Where a line of the material contains the string "into", copy that line.

[Stored entries]
┄┄┄┄┄┄

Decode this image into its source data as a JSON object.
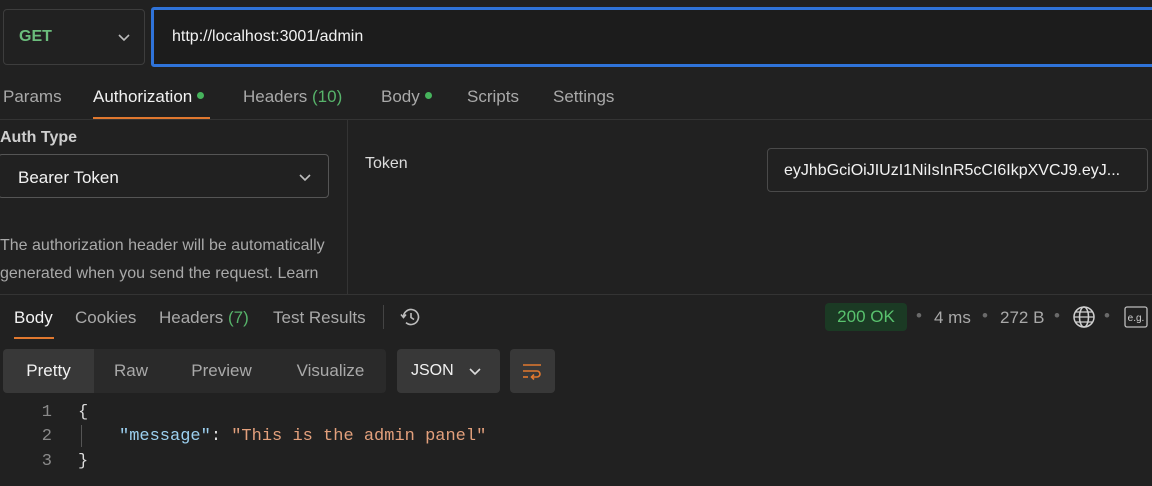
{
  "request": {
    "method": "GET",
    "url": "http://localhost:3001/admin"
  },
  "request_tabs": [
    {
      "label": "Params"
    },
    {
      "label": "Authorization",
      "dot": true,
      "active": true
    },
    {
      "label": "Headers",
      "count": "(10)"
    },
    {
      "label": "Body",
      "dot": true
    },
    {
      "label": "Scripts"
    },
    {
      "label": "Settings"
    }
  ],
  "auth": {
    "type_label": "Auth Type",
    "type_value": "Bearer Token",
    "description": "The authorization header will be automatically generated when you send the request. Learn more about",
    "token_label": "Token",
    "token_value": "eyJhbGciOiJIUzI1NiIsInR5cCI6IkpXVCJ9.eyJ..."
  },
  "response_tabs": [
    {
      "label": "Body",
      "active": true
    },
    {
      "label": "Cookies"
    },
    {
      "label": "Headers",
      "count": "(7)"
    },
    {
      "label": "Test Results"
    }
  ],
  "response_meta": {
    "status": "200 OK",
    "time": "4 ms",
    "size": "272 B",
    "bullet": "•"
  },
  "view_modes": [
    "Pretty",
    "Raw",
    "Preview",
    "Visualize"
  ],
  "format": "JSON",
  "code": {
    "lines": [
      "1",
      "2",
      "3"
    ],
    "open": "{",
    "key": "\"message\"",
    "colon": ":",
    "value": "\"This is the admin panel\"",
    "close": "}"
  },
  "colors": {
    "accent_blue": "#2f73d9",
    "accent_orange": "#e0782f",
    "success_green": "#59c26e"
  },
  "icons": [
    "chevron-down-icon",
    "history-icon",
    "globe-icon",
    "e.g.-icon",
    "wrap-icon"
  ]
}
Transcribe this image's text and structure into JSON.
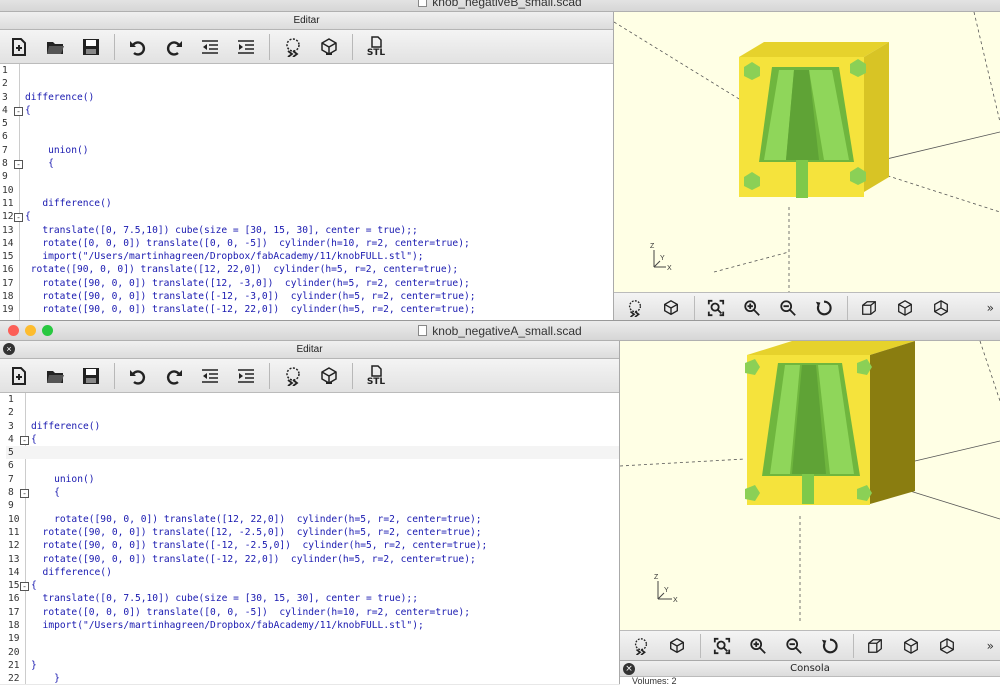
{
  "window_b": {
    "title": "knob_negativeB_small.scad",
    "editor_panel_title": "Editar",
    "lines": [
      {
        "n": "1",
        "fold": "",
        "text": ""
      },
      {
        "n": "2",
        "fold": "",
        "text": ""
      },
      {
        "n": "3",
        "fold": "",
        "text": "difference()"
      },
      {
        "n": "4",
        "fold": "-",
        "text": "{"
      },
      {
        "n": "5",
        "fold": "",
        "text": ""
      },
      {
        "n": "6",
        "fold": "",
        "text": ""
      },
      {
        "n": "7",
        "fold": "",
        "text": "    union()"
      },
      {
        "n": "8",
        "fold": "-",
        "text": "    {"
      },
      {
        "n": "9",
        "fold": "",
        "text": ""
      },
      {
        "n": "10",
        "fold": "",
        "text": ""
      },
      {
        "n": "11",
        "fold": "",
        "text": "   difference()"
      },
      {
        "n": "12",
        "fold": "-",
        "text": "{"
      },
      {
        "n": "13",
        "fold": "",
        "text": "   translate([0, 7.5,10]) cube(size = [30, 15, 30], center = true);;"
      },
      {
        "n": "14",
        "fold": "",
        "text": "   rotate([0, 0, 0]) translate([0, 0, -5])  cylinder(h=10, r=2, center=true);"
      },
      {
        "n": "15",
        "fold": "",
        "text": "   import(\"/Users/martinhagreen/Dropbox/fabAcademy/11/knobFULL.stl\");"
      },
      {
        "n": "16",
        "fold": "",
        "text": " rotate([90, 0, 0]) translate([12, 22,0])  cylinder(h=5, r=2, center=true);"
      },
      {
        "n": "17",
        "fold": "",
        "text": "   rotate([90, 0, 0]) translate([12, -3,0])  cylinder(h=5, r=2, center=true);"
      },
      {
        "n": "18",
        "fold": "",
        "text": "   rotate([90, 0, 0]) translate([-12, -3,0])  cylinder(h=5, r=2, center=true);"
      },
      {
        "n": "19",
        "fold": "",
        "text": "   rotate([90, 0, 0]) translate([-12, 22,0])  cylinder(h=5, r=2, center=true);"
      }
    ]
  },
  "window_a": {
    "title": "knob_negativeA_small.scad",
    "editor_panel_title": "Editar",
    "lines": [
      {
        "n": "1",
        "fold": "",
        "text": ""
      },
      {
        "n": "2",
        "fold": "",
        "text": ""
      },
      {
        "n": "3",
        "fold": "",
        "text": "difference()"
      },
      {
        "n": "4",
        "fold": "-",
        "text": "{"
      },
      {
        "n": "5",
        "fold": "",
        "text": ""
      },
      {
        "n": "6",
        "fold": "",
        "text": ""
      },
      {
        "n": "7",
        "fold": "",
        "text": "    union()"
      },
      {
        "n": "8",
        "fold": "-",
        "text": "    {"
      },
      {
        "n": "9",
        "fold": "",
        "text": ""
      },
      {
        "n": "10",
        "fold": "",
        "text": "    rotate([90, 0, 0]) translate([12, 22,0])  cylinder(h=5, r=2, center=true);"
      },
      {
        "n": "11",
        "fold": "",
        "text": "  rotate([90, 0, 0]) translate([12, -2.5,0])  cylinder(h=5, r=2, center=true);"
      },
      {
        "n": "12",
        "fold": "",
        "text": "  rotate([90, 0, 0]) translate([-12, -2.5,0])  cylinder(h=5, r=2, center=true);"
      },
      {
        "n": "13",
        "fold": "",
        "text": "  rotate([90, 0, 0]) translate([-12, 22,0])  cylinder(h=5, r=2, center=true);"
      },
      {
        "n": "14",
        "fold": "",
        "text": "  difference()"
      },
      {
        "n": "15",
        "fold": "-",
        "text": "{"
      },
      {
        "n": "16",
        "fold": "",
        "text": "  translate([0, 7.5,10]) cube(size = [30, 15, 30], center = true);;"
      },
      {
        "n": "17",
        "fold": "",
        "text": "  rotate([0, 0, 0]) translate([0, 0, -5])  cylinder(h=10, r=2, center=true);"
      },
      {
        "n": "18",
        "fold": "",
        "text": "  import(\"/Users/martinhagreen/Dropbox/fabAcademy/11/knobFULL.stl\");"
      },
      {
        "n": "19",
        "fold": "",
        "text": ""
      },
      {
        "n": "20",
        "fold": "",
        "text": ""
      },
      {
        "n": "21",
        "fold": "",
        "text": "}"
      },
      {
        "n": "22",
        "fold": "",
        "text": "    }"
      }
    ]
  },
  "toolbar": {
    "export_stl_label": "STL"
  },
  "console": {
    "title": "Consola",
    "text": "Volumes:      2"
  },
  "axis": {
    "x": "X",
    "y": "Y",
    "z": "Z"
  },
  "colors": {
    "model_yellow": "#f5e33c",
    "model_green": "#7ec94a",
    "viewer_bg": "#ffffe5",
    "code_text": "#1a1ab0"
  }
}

┄┄┄┄┄┄

Exercise answer:
Decode this image into its source data as a JSON object.
Transcribe this image's text and structure into JSON.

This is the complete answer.